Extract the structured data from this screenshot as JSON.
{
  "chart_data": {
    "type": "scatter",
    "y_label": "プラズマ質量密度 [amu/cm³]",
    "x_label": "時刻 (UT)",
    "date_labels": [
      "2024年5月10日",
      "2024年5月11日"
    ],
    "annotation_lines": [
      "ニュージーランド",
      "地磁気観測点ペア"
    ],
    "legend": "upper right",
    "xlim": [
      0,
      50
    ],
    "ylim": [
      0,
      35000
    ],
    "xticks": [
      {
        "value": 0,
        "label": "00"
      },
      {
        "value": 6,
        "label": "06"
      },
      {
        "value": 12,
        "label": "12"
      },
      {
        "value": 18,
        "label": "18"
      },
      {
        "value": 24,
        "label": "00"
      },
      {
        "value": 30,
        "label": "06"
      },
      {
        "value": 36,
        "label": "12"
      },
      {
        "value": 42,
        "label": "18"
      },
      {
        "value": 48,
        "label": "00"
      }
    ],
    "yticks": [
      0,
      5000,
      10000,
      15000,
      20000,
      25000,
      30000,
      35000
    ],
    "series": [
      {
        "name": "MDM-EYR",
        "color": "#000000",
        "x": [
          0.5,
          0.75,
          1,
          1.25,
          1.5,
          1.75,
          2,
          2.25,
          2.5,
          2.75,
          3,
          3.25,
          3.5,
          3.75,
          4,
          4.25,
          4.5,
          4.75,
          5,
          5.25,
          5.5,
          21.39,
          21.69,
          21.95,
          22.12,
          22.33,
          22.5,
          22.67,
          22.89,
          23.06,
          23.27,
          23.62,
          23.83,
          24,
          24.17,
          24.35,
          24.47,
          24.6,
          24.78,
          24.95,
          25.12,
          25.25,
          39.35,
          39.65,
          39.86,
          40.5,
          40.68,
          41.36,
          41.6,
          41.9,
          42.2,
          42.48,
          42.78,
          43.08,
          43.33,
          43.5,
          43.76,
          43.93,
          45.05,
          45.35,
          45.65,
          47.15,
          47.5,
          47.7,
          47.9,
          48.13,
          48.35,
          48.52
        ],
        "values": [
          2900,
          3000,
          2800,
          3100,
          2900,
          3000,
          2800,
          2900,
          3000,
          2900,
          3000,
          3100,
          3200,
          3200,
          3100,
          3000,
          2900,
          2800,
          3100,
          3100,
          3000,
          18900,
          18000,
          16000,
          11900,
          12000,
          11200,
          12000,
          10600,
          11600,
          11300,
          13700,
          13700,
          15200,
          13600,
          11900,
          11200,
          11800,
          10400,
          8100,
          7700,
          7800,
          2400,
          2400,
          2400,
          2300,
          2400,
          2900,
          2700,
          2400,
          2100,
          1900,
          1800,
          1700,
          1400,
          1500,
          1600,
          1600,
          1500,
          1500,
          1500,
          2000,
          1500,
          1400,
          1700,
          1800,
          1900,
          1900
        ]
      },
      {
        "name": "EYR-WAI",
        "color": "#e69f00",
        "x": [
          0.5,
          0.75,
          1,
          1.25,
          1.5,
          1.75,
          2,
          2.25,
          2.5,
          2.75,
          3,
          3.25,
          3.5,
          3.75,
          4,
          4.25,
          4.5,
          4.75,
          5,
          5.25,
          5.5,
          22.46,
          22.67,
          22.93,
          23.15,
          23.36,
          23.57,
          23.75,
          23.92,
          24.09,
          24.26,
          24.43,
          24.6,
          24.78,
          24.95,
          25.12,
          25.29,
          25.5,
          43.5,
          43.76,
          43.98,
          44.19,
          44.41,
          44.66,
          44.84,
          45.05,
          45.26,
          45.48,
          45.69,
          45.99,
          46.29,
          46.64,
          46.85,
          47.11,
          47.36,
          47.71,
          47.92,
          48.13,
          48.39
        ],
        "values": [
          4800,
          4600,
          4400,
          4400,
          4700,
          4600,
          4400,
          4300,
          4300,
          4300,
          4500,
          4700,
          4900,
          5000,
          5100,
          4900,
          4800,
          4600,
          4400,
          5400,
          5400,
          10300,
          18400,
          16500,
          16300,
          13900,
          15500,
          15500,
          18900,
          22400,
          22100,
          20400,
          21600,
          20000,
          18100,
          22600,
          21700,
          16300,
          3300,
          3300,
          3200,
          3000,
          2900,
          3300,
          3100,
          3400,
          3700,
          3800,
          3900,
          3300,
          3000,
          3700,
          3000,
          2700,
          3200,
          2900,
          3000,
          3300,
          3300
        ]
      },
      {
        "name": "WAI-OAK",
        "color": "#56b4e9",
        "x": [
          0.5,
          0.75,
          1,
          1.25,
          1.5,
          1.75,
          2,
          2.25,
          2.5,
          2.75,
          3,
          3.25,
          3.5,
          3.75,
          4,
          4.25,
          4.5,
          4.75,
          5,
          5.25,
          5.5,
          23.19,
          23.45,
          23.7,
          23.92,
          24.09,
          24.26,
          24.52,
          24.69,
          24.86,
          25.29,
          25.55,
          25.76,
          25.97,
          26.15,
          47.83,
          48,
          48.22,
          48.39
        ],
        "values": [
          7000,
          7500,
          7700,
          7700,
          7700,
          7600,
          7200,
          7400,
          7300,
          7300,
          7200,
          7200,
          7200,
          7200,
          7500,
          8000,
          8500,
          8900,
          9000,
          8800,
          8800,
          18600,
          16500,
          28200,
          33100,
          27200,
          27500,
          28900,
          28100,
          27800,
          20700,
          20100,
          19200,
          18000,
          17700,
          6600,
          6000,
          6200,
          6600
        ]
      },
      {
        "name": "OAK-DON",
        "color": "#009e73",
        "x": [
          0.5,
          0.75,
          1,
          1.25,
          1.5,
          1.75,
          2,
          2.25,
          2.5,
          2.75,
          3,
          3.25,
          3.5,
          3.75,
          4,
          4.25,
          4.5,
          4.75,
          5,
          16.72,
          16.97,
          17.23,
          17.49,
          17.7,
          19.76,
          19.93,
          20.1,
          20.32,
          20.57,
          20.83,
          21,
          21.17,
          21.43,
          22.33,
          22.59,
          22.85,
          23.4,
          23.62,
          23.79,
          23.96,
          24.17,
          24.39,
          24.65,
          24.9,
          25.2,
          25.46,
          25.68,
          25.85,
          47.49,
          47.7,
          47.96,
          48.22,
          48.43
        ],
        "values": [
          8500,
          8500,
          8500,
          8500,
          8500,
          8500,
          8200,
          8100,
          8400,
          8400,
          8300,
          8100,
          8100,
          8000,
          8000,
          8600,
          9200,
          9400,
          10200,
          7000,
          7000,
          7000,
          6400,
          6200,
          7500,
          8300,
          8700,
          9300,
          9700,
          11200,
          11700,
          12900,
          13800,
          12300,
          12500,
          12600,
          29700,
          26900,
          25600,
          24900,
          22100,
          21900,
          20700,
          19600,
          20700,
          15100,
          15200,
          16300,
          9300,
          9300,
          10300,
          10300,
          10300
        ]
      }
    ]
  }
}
━━━━━━
What to do: Pick out all lines containing the string "name".

Result of the task:
        "name": "MDM-EYR",
        "name": "EYR-WAI",
        "name": "WAI-OAK",
        "name": "OAK-DON",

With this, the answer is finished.